WHAT YOU SHOULD DO
Gather, from the data below, each line in which the word "this" occurs.

[Start]

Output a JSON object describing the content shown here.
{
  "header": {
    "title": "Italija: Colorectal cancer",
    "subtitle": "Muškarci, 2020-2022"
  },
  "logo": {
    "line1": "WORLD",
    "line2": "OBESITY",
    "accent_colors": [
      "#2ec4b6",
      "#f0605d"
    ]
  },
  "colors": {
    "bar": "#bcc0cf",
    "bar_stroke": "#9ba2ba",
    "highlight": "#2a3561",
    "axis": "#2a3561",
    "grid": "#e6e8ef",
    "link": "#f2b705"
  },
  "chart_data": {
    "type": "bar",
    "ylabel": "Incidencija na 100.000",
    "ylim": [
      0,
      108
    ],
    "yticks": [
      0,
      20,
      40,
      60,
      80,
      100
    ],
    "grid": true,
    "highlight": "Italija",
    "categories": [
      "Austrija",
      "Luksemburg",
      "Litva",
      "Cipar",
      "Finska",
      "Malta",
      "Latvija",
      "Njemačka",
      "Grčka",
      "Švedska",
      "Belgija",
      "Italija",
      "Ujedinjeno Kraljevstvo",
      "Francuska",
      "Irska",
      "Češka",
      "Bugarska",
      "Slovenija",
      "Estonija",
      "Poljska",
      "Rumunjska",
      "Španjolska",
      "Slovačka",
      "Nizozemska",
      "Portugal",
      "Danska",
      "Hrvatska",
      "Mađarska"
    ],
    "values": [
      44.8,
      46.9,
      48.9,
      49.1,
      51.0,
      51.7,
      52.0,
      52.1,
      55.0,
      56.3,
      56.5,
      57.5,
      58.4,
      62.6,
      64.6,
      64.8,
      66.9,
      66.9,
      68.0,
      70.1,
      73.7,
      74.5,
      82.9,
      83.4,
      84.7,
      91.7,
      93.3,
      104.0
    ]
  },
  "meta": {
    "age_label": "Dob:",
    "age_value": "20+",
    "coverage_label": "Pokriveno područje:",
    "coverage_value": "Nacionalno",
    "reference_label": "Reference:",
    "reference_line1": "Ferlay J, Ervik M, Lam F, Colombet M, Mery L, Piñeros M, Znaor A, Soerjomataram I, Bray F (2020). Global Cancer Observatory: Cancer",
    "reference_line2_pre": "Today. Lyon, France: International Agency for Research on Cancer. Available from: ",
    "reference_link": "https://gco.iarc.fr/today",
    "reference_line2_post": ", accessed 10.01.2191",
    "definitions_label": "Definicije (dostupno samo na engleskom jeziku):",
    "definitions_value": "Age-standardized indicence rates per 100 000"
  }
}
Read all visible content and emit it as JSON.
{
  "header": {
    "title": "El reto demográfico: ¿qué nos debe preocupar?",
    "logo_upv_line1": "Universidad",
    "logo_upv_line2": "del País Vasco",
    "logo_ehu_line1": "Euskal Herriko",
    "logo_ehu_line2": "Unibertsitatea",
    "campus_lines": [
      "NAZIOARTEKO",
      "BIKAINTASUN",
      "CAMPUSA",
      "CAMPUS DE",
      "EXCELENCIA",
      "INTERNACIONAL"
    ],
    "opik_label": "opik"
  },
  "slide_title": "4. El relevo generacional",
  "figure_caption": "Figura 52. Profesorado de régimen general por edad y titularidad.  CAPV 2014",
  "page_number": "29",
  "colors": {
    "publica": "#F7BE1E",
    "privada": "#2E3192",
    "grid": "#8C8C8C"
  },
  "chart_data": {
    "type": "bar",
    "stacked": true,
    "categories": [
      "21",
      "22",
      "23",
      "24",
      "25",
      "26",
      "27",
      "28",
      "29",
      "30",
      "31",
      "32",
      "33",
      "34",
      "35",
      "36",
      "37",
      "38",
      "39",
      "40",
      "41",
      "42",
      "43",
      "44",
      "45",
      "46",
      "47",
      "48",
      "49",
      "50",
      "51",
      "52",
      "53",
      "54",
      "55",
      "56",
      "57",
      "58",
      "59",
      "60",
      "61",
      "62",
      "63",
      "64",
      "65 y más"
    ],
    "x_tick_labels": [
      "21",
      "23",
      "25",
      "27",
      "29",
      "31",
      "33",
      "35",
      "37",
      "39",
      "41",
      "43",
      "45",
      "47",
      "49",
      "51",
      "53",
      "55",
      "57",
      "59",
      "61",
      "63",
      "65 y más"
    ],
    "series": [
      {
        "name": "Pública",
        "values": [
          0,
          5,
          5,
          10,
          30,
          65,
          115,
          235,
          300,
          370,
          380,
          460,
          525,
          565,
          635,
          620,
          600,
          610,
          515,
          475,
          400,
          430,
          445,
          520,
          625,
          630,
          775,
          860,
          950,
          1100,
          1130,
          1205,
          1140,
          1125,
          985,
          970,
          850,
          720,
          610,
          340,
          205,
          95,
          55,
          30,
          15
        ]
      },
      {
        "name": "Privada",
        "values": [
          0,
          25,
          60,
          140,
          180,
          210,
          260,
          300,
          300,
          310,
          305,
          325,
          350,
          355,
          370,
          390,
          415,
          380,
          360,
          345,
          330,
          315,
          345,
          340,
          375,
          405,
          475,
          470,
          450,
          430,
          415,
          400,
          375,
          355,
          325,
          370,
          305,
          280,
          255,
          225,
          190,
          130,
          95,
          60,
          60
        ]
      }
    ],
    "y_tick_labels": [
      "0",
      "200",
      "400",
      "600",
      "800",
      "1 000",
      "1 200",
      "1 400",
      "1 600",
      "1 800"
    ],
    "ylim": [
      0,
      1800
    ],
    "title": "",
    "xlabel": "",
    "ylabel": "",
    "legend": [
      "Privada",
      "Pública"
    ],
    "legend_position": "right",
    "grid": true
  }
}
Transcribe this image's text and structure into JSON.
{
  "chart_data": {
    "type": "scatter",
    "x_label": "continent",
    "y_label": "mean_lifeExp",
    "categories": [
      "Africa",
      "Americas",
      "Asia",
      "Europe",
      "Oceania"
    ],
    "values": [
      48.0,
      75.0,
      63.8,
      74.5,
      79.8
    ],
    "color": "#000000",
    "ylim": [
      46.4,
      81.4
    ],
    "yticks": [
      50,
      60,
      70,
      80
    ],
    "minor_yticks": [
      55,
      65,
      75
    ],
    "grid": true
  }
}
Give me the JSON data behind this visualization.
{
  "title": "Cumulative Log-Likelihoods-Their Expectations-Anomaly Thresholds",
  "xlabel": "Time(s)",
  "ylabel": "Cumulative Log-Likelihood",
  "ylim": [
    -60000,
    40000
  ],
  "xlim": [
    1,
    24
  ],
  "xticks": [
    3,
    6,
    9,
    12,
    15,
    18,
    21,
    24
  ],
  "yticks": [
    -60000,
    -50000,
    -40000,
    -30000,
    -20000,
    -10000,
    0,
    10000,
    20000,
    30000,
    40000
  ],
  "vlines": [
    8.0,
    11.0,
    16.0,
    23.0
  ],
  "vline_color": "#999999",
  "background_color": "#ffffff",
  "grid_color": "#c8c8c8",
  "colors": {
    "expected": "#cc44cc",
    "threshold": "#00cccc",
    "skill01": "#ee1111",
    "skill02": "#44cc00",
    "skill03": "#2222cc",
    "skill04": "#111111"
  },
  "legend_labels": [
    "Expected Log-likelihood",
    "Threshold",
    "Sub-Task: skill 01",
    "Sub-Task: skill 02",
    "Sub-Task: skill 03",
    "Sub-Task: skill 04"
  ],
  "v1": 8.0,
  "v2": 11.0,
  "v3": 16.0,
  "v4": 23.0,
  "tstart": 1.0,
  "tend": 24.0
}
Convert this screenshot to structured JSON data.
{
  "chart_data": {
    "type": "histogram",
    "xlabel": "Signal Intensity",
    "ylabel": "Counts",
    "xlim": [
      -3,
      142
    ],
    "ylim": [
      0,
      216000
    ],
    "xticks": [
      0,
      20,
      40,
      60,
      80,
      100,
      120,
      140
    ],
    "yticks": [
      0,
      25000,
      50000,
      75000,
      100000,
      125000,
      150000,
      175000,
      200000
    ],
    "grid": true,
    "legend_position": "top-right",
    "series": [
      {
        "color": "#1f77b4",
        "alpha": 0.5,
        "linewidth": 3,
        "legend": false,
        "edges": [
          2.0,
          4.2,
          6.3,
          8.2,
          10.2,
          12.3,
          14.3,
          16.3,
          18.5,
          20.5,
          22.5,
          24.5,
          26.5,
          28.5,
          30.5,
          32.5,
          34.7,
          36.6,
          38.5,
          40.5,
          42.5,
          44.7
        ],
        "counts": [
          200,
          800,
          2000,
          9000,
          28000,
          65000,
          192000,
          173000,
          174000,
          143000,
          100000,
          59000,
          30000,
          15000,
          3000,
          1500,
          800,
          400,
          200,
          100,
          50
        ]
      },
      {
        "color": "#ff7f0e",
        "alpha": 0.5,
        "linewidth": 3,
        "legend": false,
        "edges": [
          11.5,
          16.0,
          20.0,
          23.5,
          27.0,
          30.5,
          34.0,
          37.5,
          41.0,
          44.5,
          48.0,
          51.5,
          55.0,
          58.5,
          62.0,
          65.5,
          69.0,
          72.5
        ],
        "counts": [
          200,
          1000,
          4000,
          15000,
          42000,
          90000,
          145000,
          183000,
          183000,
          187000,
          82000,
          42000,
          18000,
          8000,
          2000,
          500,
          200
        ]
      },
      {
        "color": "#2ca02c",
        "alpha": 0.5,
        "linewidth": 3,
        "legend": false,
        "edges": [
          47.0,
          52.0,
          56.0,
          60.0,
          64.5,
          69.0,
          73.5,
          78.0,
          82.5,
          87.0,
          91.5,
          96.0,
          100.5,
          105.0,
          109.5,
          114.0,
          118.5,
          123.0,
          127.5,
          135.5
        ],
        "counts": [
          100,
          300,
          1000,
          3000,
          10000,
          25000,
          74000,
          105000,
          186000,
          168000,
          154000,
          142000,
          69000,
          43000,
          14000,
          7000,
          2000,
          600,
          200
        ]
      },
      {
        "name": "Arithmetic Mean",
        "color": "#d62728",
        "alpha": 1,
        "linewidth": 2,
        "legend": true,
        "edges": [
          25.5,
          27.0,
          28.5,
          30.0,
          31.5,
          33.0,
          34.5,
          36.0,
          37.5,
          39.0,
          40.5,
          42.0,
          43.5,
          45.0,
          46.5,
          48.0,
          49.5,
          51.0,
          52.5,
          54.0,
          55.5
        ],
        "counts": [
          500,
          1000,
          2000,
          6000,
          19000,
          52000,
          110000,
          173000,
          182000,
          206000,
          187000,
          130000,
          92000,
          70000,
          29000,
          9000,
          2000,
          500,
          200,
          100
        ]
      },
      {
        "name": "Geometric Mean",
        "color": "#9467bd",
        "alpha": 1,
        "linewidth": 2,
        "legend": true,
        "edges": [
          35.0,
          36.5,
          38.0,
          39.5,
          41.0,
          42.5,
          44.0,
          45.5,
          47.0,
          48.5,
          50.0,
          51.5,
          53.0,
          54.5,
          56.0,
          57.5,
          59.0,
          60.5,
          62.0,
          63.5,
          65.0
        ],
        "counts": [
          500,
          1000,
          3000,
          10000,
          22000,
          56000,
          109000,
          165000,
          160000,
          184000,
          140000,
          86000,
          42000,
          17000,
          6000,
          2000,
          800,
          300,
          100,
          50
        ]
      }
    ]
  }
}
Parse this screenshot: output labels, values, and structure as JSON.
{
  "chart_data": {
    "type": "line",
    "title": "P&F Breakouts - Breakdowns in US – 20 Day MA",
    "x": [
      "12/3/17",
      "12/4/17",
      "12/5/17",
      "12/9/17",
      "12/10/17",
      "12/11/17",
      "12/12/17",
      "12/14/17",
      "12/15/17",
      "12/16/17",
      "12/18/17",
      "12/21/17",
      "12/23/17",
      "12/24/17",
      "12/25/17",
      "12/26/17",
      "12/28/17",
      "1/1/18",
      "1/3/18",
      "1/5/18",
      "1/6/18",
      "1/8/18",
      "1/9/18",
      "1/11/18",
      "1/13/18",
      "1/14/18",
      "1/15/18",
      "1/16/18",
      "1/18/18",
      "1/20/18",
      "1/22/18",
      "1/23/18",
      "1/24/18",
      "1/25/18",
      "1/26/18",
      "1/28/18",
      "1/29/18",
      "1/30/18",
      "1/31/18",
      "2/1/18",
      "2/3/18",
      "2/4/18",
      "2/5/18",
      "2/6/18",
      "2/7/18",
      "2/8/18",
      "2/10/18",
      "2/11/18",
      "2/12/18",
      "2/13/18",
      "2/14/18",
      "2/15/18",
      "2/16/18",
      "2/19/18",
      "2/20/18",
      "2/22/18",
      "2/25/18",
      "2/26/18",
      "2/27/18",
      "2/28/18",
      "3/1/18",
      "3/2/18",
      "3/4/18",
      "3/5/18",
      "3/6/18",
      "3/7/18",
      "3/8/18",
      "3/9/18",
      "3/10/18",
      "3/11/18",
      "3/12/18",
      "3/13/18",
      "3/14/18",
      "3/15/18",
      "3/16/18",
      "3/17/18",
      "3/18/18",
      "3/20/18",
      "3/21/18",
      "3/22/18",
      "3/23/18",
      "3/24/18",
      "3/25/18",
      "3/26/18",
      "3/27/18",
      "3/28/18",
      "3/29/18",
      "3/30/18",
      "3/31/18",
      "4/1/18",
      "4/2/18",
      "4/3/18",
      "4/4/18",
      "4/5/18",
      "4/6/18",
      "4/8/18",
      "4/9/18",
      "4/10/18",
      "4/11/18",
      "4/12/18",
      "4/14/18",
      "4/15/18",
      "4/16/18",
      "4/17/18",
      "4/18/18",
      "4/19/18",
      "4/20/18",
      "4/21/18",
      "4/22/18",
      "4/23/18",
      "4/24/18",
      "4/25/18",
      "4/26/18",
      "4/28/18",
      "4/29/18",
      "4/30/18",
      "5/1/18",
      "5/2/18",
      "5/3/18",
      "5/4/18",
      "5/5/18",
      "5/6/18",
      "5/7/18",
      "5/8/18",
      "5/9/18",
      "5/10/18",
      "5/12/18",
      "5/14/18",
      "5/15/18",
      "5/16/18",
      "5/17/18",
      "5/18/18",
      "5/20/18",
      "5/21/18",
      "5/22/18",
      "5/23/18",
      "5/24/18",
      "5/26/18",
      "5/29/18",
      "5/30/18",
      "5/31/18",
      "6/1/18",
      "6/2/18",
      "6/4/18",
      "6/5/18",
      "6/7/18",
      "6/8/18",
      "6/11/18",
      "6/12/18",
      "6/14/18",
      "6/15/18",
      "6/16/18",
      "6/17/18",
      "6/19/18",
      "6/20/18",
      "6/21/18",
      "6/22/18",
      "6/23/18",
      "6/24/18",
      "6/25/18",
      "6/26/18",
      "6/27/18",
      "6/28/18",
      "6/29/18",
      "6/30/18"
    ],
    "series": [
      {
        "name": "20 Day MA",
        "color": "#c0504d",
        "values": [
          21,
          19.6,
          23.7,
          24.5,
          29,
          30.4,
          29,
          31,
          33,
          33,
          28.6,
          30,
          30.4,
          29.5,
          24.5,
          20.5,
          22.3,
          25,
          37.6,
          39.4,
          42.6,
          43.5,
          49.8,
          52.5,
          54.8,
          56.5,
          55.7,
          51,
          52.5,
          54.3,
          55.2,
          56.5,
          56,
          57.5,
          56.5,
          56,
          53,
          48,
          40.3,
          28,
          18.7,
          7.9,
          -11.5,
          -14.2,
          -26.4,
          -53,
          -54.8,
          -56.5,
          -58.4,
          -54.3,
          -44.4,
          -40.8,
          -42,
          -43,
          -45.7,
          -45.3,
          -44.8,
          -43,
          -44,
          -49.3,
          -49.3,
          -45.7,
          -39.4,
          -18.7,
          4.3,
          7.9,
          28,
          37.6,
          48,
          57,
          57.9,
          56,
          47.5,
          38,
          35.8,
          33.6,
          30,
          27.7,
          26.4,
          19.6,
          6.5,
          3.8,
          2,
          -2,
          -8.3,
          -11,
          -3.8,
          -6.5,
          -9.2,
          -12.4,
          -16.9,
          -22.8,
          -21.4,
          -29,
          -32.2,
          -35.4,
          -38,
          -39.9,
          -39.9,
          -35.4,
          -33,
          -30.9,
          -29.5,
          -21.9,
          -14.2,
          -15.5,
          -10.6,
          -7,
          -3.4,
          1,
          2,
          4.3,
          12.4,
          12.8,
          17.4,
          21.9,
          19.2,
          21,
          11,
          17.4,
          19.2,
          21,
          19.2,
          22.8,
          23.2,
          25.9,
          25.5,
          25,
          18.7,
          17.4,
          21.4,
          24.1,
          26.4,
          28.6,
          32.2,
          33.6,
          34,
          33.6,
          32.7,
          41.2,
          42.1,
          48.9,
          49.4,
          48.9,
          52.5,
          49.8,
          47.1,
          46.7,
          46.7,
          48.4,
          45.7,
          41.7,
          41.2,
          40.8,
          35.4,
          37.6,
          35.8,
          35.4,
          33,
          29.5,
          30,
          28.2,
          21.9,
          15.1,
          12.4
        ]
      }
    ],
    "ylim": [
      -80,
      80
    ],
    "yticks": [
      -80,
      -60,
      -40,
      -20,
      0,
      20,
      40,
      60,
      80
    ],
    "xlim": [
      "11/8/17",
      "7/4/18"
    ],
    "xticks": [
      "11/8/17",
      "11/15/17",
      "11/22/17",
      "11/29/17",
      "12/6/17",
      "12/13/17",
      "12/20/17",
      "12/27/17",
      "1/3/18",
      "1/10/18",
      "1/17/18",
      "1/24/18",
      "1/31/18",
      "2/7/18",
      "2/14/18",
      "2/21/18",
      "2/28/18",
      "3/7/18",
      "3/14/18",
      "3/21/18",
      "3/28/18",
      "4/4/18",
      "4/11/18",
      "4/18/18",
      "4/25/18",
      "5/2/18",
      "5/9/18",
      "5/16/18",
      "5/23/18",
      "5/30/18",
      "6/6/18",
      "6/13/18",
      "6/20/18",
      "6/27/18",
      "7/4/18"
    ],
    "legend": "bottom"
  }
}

[End]

EXPECTED ANSWER
Transcribe this image's text and structure into JSON.
Give me the JSON data behind this visualization.
Convert this screenshot to structured JSON data.
Parse this screenshot: output labels, values, and structure as JSON.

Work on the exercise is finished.